* _Aim_:
Take each line containing the word "label" and copy it.

(Data records)
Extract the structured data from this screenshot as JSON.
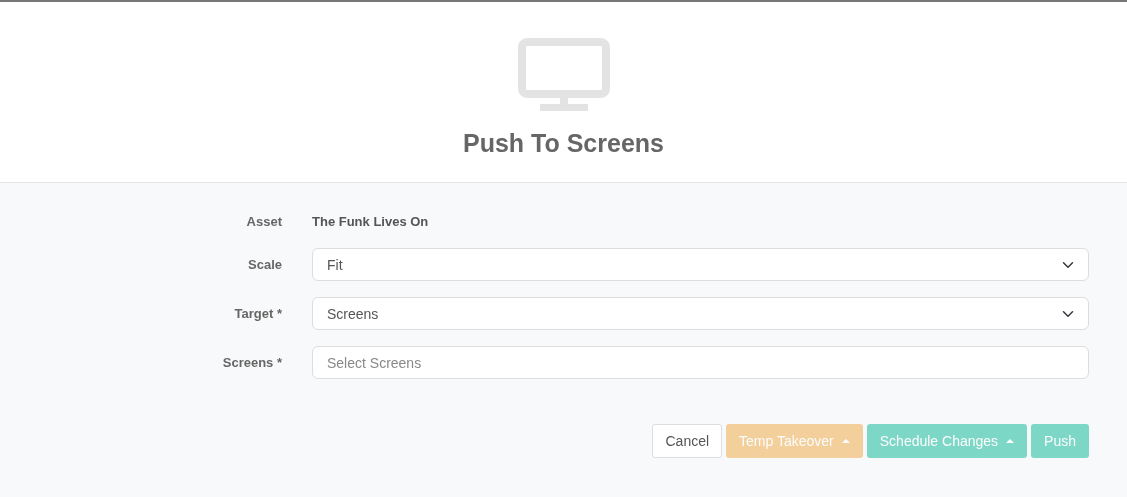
{
  "header": {
    "title": "Push To Screens"
  },
  "fields": [
    {
      "kind": "text",
      "label": "Asset",
      "value": "The Funk Lives On"
    },
    {
      "kind": "select",
      "label": "Scale",
      "value": "Fit"
    },
    {
      "kind": "select",
      "label": "Target *",
      "value": "Screens"
    },
    {
      "kind": "input",
      "label": "Screens *",
      "placeholder": "Select Screens"
    }
  ],
  "buttons": [
    {
      "kind": "plain",
      "label": "Cancel",
      "disabled": false,
      "dropdown": false
    },
    {
      "kind": "warning",
      "label": "Temp Takeover",
      "disabled": true,
      "dropdown": true
    },
    {
      "kind": "success",
      "label": "Schedule Changes",
      "disabled": true,
      "dropdown": true
    },
    {
      "kind": "success",
      "label": "Push",
      "disabled": true,
      "dropdown": false
    }
  ]
}
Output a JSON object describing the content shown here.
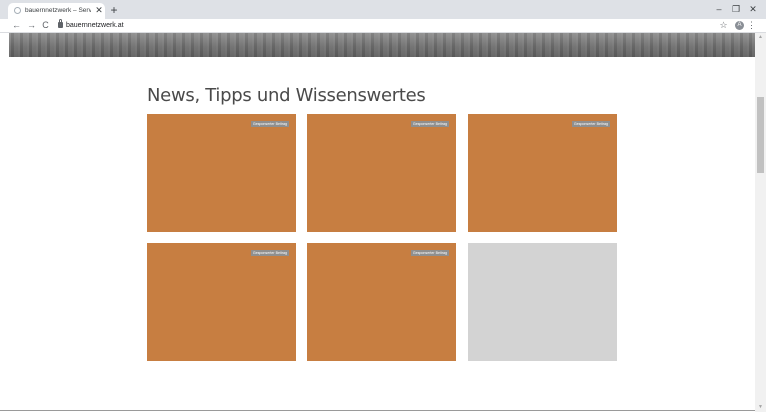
{
  "browser": {
    "tab": {
      "title": "bauernnetzwerk – Serviceplattfo…",
      "close_glyph": "✕",
      "favicon": "site-favicon"
    },
    "new_tab_glyph": "+",
    "window_controls": {
      "minimize": "–",
      "maximize": "❐",
      "close": "✕"
    },
    "nav": {
      "back": "←",
      "forward": "→",
      "reload": "C"
    },
    "url": "bauernnetzwerk.at",
    "bookmark_glyph": "☆",
    "profile_initial": "A",
    "menu_glyph": "⋮"
  },
  "page": {
    "section_heading": "News, Tipps und Wissenswertes",
    "cards": [
      {
        "badge": "Gesponserter Beitrag",
        "color": "#c77e41"
      },
      {
        "badge": "Gesponserter Beitrag",
        "color": "#c77e41"
      },
      {
        "badge": "Gesponserter Beitrag",
        "color": "#c77e41"
      },
      {
        "badge": "Gesponserter Beitrag",
        "color": "#c77e41"
      },
      {
        "badge": "Gesponserter Beitrag",
        "color": "#c77e41"
      },
      {
        "badge": "",
        "color": "#d3d3d3"
      }
    ]
  },
  "scrollbar": {
    "up_glyph": "▲",
    "down_glyph": "▼"
  },
  "colors": {
    "accent_card": "#c77e41",
    "placeholder_card": "#d3d3d3",
    "heading": "#4a4a4a"
  }
}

* _Task output_:
      "label": "Asset",
      "label": "Scale",
      "label": "Target *",
      "label": "Screens *",
      "label": "Cancel",
      "label": "Temp Takeover",
      "label": "Schedule Changes",
      "label": "Push",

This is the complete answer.